● **EXERCISE INSTRUCTIONS**
All entries below are to be set down again, identical to the source.

☆ ☆ ☆ ☆ ☆

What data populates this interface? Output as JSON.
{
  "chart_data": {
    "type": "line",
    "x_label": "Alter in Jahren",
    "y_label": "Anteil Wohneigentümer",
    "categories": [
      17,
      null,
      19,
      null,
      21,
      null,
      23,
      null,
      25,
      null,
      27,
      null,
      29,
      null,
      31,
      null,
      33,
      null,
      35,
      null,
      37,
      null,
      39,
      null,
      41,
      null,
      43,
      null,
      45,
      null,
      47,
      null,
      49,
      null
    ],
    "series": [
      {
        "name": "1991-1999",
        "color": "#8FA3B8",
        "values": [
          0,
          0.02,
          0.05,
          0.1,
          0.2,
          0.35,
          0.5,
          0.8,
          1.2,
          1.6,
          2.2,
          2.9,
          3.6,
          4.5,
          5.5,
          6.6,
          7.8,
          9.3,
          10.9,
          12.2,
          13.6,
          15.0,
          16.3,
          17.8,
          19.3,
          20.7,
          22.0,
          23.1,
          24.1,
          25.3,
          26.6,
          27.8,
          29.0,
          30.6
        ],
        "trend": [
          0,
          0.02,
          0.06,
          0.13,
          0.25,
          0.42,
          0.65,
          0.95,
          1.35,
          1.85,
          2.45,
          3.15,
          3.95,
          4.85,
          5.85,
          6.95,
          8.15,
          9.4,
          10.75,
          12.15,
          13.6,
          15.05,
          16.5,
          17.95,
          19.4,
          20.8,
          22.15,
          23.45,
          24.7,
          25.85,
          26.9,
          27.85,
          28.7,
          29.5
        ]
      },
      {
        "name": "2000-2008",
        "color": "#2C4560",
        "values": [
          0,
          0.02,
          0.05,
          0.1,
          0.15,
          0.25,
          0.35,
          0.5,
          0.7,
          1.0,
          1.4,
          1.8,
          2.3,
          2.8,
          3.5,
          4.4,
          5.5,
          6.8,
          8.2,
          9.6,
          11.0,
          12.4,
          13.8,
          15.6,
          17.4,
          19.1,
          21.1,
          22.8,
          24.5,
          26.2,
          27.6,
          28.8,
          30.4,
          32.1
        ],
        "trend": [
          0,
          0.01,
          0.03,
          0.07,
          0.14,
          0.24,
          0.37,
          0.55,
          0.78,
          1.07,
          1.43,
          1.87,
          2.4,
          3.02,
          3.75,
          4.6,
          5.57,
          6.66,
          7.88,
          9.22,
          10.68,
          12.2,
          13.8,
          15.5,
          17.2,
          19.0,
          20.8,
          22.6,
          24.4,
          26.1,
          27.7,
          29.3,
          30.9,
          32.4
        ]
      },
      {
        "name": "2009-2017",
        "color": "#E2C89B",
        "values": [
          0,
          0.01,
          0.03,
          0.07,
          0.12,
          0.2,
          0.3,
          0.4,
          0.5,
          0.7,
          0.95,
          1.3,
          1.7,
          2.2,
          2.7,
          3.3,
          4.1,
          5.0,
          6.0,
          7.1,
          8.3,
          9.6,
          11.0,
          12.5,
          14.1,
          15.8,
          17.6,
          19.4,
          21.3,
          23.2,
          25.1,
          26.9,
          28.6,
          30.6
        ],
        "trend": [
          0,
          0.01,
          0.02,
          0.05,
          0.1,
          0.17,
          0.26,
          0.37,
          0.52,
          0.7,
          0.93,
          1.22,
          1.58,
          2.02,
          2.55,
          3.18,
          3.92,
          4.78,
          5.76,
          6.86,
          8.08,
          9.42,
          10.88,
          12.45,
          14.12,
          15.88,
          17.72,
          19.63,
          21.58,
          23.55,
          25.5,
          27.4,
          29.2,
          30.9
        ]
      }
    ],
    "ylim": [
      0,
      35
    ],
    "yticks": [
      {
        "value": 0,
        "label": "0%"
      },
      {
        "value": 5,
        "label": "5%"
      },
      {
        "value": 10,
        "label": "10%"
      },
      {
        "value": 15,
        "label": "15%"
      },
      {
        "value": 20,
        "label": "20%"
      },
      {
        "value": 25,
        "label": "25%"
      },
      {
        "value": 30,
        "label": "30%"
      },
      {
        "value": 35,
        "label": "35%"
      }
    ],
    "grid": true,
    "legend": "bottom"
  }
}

☆ ☆ ☆ ☆ ☆

● **WORKED ANSWER**
What data populates this interface? Output as JSON.
{
  "chart_data": {
    "type": "line",
    "x_label": "Alter in Jahren",
    "y_label": "Anteil Wohneigentümer",
    "categories": [
      17,
      null,
      19,
      null,
      21,
      null,
      23,
      null,
      25,
      null,
      27,
      null,
      29,
      null,
      31,
      null,
      33,
      null,
      35,
      null,
      37,
      null,
      39,
      null,
      41,
      null,
      43,
      null,
      45,
      null,
      47,
      null,
      49,
      null
    ],
    "series": [
      {
        "name": "1991-1999",
        "color": "#8FA3B8",
        "values": [
          0,
          0.02,
          0.05,
          0.1,
          0.2,
          0.35,
          0.5,
          0.8,
          1.2,
          1.6,
          2.2,
          2.9,
          3.6,
          4.5,
          5.5,
          6.6,
          7.8,
          9.3,
          10.9,
          12.2,
          13.6,
          15.0,
          16.3,
          17.8,
          19.3,
          20.7,
          22.0,
          23.1,
          24.1,
          25.3,
          26.6,
          27.8,
          29.0,
          30.6
        ],
        "trend": [
          0,
          0.02,
          0.06,
          0.13,
          0.25,
          0.42,
          0.65,
          0.95,
          1.35,
          1.85,
          2.45,
          3.15,
          3.95,
          4.85,
          5.85,
          6.95,
          8.15,
          9.4,
          10.75,
          12.15,
          13.6,
          15.05,
          16.5,
          17.95,
          19.4,
          20.8,
          22.15,
          23.45,
          24.7,
          25.85,
          26.9,
          27.85,
          28.7,
          29.5
        ]
      },
      {
        "name": "2000-2008",
        "color": "#2C4560",
        "values": [
          0,
          0.02,
          0.05,
          0.1,
          0.15,
          0.25,
          0.35,
          0.5,
          0.7,
          1.0,
          1.4,
          1.8,
          2.3,
          2.8,
          3.5,
          4.4,
          5.5,
          6.8,
          8.2,
          9.6,
          11.0,
          12.4,
          13.8,
          15.6,
          17.4,
          19.1,
          21.1,
          22.8,
          24.5,
          26.2,
          27.6,
          28.8,
          30.4,
          32.1
        ],
        "trend": [
          0,
          0.01,
          0.03,
          0.07,
          0.14,
          0.24,
          0.37,
          0.55,
          0.78,
          1.07,
          1.43,
          1.87,
          2.4,
          3.02,
          3.75,
          4.6,
          5.57,
          6.66,
          7.88,
          9.22,
          10.68,
          12.2,
          13.8,
          15.5,
          17.2,
          19.0,
          20.8,
          22.6,
          24.4,
          26.1,
          27.7,
          29.3,
          30.9,
          32.4
        ]
      },
      {
        "name": "2009-2017",
        "color": "#E2C89B",
        "values": [
          0,
          0.01,
          0.03,
          0.07,
          0.12,
          0.2,
          0.3,
          0.4,
          0.5,
          0.7,
          0.95,
          1.3,
          1.7,
          2.2,
          2.7,
          3.3,
          4.1,
          5.0,
          6.0,
          7.1,
          8.3,
          9.6,
          11.0,
          12.5,
          14.1,
          15.8,
          17.6,
          19.4,
          21.3,
          23.2,
          25.1,
          26.9,
          28.6,
          30.6
        ],
        "trend": [
          0,
          0.01,
          0.02,
          0.05,
          0.1,
          0.17,
          0.26,
          0.37,
          0.52,
          0.7,
          0.93,
          1.22,
          1.58,
          2.02,
          2.55,
          3.18,
          3.92,
          4.78,
          5.76,
          6.86,
          8.08,
          9.42,
          10.88,
          12.45,
          14.12,
          15.88,
          17.72,
          19.63,
          21.58,
          23.55,
          25.5,
          27.4,
          29.2,
          30.9
        ]
      }
    ],
    "ylim": [
      0,
      35
    ],
    "yticks": [
      {
        "value": 0,
        "label": "0%"
      },
      {
        "value": 5,
        "label": "5%"
      },
      {
        "value": 10,
        "label": "10%"
      },
      {
        "value": 15,
        "label": "15%"
      },
      {
        "value": 20,
        "label": "20%"
      },
      {
        "value": 25,
        "label": "25%"
      },
      {
        "value": 30,
        "label": "30%"
      },
      {
        "value": 35,
        "label": "35%"
      }
    ],
    "grid": true,
    "legend": "bottom"
  }
}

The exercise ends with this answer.